• **Okuma Parçası**:

Yüce Allah buyurur ki:
Anlamı: “Hak geldi, bâtıl yok oldu. Zaten bâtıl yok olmaya mahkûmdur.” (El İsra’/81)
Hakikat, gölgelenmekle yok olmaz. Ama insan, nasihat adı altında sunulan sinsi telkinlerle hakikate kör edilebilir/edilmek istenebilir. “Boş ver”, “sessiz kal”, “büyüklere saygı”, “bir şey deme, düzen bozulmasın” cümleleri nice ihanetin, nice adaletsizliğin, nice zulmün üstünü örtmüştür. Bu kimseleri zulmün aparatı olarak kullanıyorlardır. Hakikate düşmanlık, her zaman bağırarak olmayabilir; bazen öğüt/nasihat kisvesiyle de sessizce sokuşturulur.
Sinsi Nasihatin Tehlikesi
İnsanların hakikatleri bilmesine rağmen vicdanları susturulmak istendiğinde, önce dillerini sustururlar. Çünkü konuşan bir vicdan, haksızlıkların en büyük düşmanıdır. “Sen konuşma”, “Zaten bir şey değişmez”, “Sen de huzuru bozma” diyerek susturulan nice insan, sonunda kendine bile yabancı hale gelir. Hakkı dile getirmemek, zalime güç kazandırır. Hatta öyle enteresan enstantaneler yaşanır ki, önceden haksızlığa karşı susmayan diller bağlanır, gözlere perde çekilir ve maalesef ama maalesef maddi çıkarların uçuran mutluluğuyla kötürüm edilir.
Peygamber Efendimiz Aleyhisselamın şöyle buyurduğu rivayet edilir:
Manası: “Sizden kim bir kötülük görürse onu eliyle değiştirsin. Buna gücü yetmezse diliyle değiştirsin. Buna da gücü yetmezse kalbiyle buğz etsin. Bu ise imanın en zayıf derecesidir.” (Hadis-i Şerif, Sahih Müslim)
Dikkat edin kıymetli dostlar, bu hadis nasihatin çerçevesini de çizer: Kötülüğe karşı susmak bir nasihat değil, acizliktir. Hele ki bu suskunluk, düzenin bozulmaması bahanesiyle sunuluyorsa, bu artık gaflet değil, ihanettir.

• **Gösterilen Bilgiler**:

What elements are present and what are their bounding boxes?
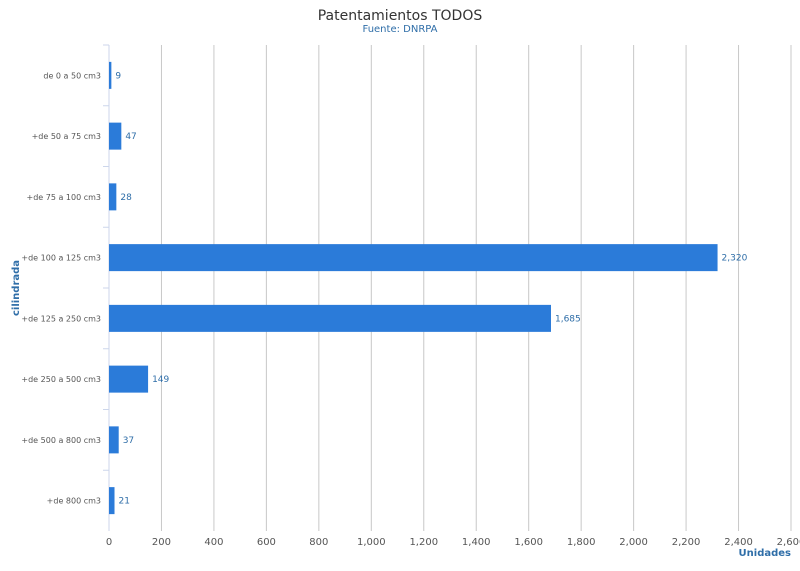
bar xyxy=(109,304,551,332)
data-label: 37 xyxy=(123,436,134,446)
data-label: 2,320 xyxy=(722,254,748,264)
bar xyxy=(109,122,122,150)
data-label: 47 xyxy=(125,132,136,142)
x-tick-label: 2,000 xyxy=(619,537,648,548)
data-label: 28 xyxy=(120,193,132,203)
bar xyxy=(109,244,718,272)
category-label: +de 500 a 800 cm3 xyxy=(21,436,101,445)
x-tick-label: 1,000 xyxy=(357,537,386,548)
x-tick-label: 1,400 xyxy=(462,537,491,548)
x-tick-label: 1,600 xyxy=(514,537,543,548)
category-label: de 0 a 50 cm3 xyxy=(43,71,101,80)
bar xyxy=(109,183,117,211)
x-tick-label: 600 xyxy=(257,537,276,548)
data-label: 21 xyxy=(119,497,130,507)
chart-title: Patentamientos TODOS xyxy=(317,8,483,24)
data-label: 9 xyxy=(115,71,121,81)
category-label: +de 800 cm3 xyxy=(47,497,101,506)
bar xyxy=(109,487,115,515)
category-label: +de 250 a 500 cm3 xyxy=(21,375,101,384)
category-label: +de 100 a 125 cm3 xyxy=(21,254,101,263)
x-tick-label: 800 xyxy=(309,537,328,548)
data-label: 1,685 xyxy=(555,314,581,324)
y-axis-title: cilindrada xyxy=(11,260,22,316)
x-tick-label: 400 xyxy=(204,537,223,548)
x-tick-label: 1,800 xyxy=(567,537,596,548)
x-tick-label: 1,200 xyxy=(409,537,438,548)
x-tick-label: 200 xyxy=(152,537,171,548)
x-tick-label: 0 xyxy=(106,537,112,548)
x-axis-title: Unidades xyxy=(739,548,792,559)
data-label: 149 xyxy=(152,375,169,385)
chart-subtitle: Fuente: DNRPA xyxy=(362,24,438,35)
bar xyxy=(109,426,119,454)
x-tick-label: 2,600 xyxy=(777,537,800,548)
x-tick-label: 2,200 xyxy=(672,537,701,548)
x-tick-label: 2,400 xyxy=(724,537,753,548)
category-label: +de 50 a 75 cm3 xyxy=(32,132,101,141)
category-label: +de 75 a 100 cm3 xyxy=(26,193,101,202)
category-label: +de 125 a 250 cm3 xyxy=(21,314,101,323)
bar xyxy=(109,365,149,393)
bar xyxy=(109,61,112,89)
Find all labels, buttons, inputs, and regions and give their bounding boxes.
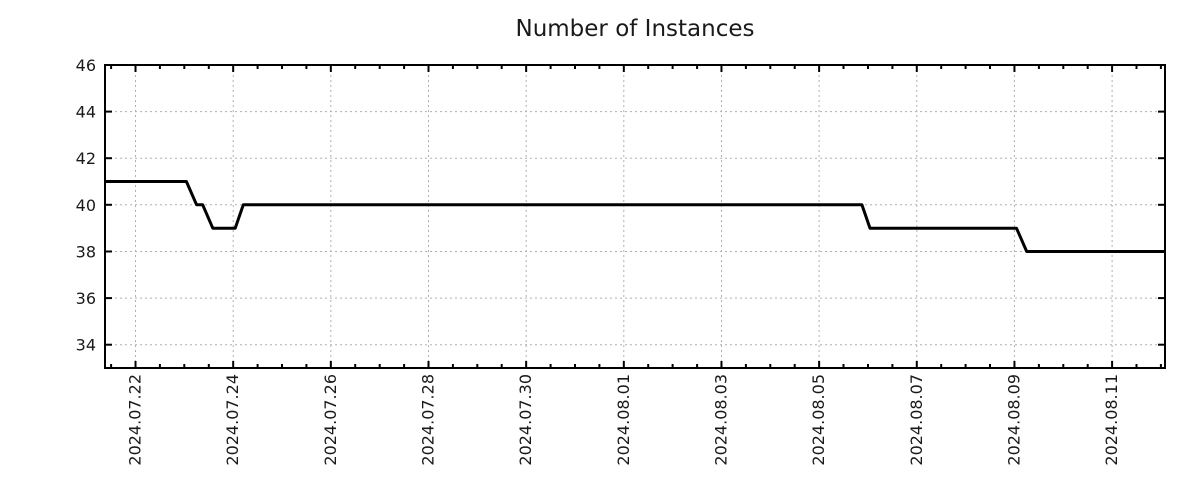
- series-line-instances: [105, 180, 1165, 253]
- y-tick-label: 42: [76, 149, 96, 168]
- y-tick-label: 34: [76, 336, 96, 355]
- y-tick-label: 36: [76, 289, 96, 308]
- y-tick-label: 46: [76, 56, 96, 75]
- x-tick-label: 2024.07.22: [126, 374, 145, 466]
- x-tick-label: 2024.07.26: [321, 374, 340, 466]
- y-tick-label: 40: [76, 196, 96, 215]
- chart-title: Number of Instances: [516, 16, 755, 42]
- x-tick-label: 2024.08.07: [907, 374, 926, 466]
- y-tick-label: 44: [76, 103, 96, 122]
- x-tick-label: 2024.08.03: [712, 374, 731, 466]
- x-tick-label: 2024.08.01: [614, 374, 633, 466]
- x-tick-label: 2024.07.24: [223, 374, 242, 466]
- x-tick-label: 2024.08.11: [1102, 374, 1121, 466]
- y-tick-label: 38: [76, 243, 96, 262]
- x-tick-label: 2024.08.05: [809, 374, 828, 466]
- plot-border: [104, 64, 1166, 369]
- x-tick-label: 2024.07.28: [419, 374, 438, 466]
- x-tick-label: 2024.07.30: [516, 374, 535, 466]
- x-tick-label: 2024.08.09: [1004, 374, 1023, 466]
- plot-area: 2024.07.22 2024.07.24 2024.07.26 2024.07.28…: [76, 56, 1166, 466]
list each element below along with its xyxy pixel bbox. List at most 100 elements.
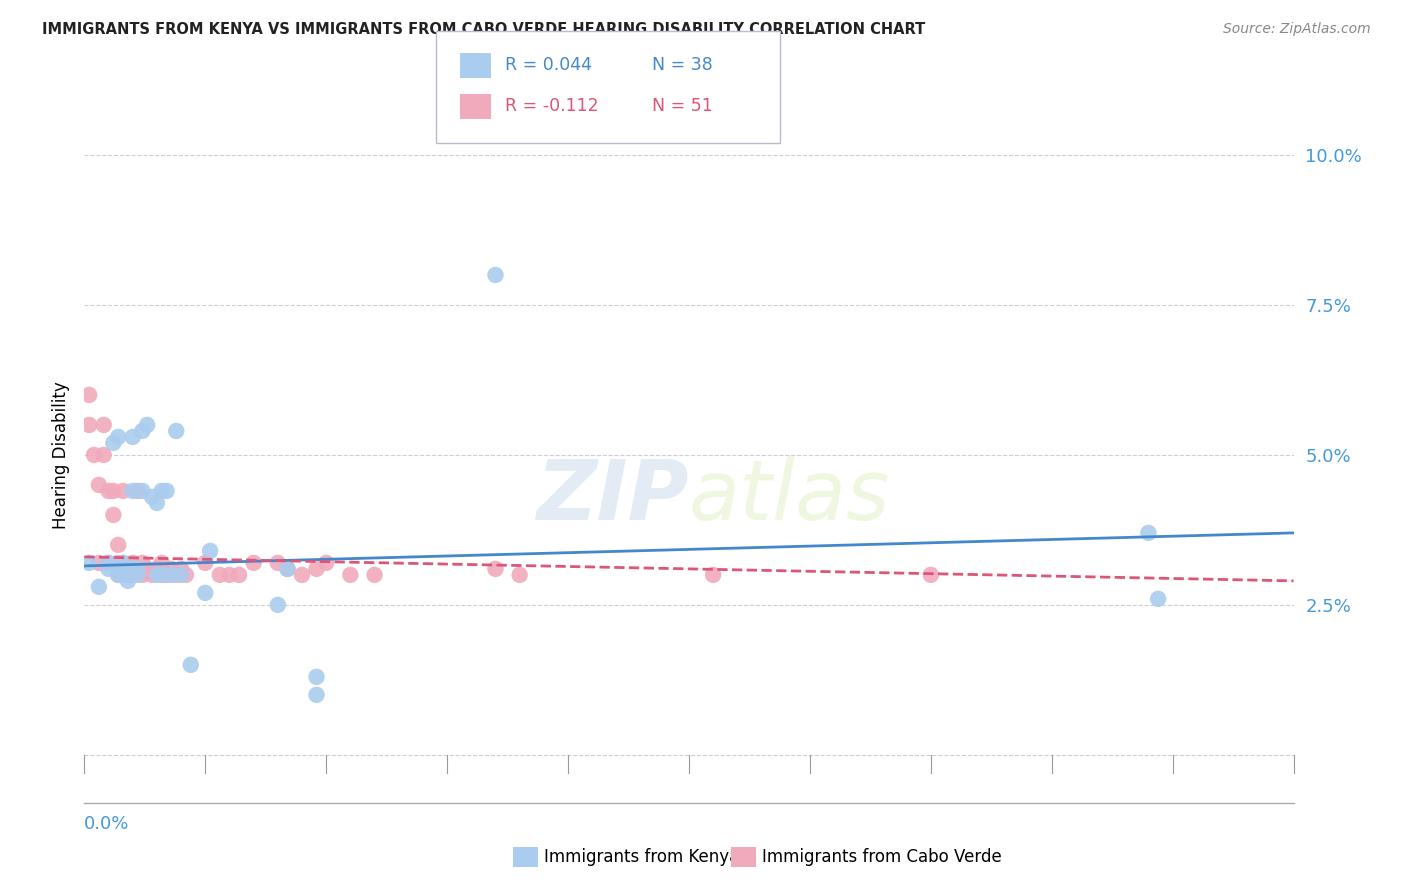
Point [131,483,153,498]
Text: N = 51: N = 51 [652,97,713,115]
Point [83,448,105,462]
Point [150,556,173,570]
Point [363,567,385,582]
Point [121,562,143,576]
Point [160,562,183,576]
Point [141,567,163,582]
Text: atlas: atlas [689,456,890,537]
Text: 0.0%: 0.0% [84,815,129,833]
Point [228,567,250,582]
Point [77,556,100,570]
Point [150,483,173,498]
Point [131,567,153,582]
Point [170,562,193,576]
Point [121,567,143,582]
Point [97,556,120,570]
Point [267,556,290,570]
Point [93,417,115,432]
Point [107,567,129,582]
Point [1147,591,1170,606]
Point [97,483,120,498]
Point [103,508,125,522]
Text: IMMIGRANTS FROM KENYA VS IMMIGRANTS FROM CABO VERDE HEARING DISABILITY CORRELATI: IMMIGRANTS FROM KENYA VS IMMIGRANTS FROM… [42,22,925,37]
Point [160,567,183,582]
Y-axis label: Hearing Disability: Hearing Disability [52,381,70,529]
Point [146,562,169,576]
Point [509,567,531,582]
Point [315,556,337,570]
Point [484,562,506,576]
Point [170,567,193,582]
Point [208,567,231,582]
Point [127,483,149,498]
Text: ZIP: ZIP [536,456,689,537]
Point [131,556,153,570]
Point [131,424,153,438]
Point [165,567,187,582]
Point [174,567,197,582]
Point [180,657,202,672]
Point [218,567,240,582]
Point [339,567,361,582]
Point [117,567,139,582]
Point [702,567,724,582]
Point [920,567,942,582]
Point [127,562,149,576]
Point [165,424,187,438]
Point [155,483,177,498]
Point [484,268,506,282]
Point [305,670,328,684]
Point [121,430,143,444]
Point [87,478,110,492]
Point [107,556,129,570]
Point [87,580,110,594]
Point [112,483,135,498]
Point [194,556,217,570]
Point [77,417,100,432]
Point [107,567,129,582]
Point [305,562,328,576]
Text: Source: ZipAtlas.com: Source: ZipAtlas.com [1223,22,1371,37]
Point [112,562,135,576]
Text: Immigrants from Kenya: Immigrants from Kenya [544,848,740,866]
Point [136,417,159,432]
Point [107,538,129,552]
Point [117,567,139,582]
Text: N = 38: N = 38 [652,56,713,74]
Point [93,448,115,462]
Point [150,567,173,582]
Point [121,556,143,570]
Point [97,556,120,570]
Point [242,556,264,570]
Point [291,567,314,582]
Text: R = -0.112: R = -0.112 [505,97,599,115]
Point [112,556,135,570]
Point [267,598,290,612]
Point [117,562,139,576]
Point [107,430,129,444]
Text: Immigrants from Cabo Verde: Immigrants from Cabo Verde [762,848,1002,866]
Point [1137,525,1160,540]
Point [155,567,177,582]
Text: R = 0.044: R = 0.044 [505,56,592,74]
Point [194,586,217,600]
Point [127,562,149,576]
Point [276,562,298,576]
Point [77,388,100,402]
Point [121,483,143,498]
Point [112,562,135,576]
Point [112,556,135,570]
Point [146,496,169,510]
Point [117,574,139,588]
Point [198,544,221,558]
Point [97,562,120,576]
Point [127,567,149,582]
Point [136,562,159,576]
Point [150,567,173,582]
Point [103,483,125,498]
Point [305,688,328,702]
Point [87,556,110,570]
Point [141,490,163,504]
Point [146,567,169,582]
Point [103,436,125,450]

• **Yönerge**:
Okuma parçasında "Yüce Allah buyurur" sözlerinden başlayıp "de sessizce sokuşturulur." sözlerine kadar, bu sözler de dahil olmak üzere, uzanan bölümü hiçbir değişiklik yapmadan aynen yazınız.

• **Alıştırma Sonucu**:
Yüce Allah buyurur ki:
Anlamı: “Hak geldi, bâtıl yok oldu. Zaten bâtıl yok olmaya mahkûmdur.” (El İsra’/81)
Hakikat, gölgelenmekle yok olmaz. Ama insan, nasihat adı altında sunulan sinsi telkinlerle hakikate kör edilebilir/edilmek istenebilir. “Boş ver”, “sessiz kal”, “büyüklere saygı”, “bir şey deme, düzen bozulmasın” cümleleri nice ihanetin, nice adaletsizliğin, nice zulmün üstünü örtmüştür. Bu kimseleri zulmün aparatı olarak kullanıyorlardır. Hakikate düşmanlık, her zaman bağırarak olmayabilir; bazen öğüt/nasihat kisvesiyle de sessizce sokuşturulur.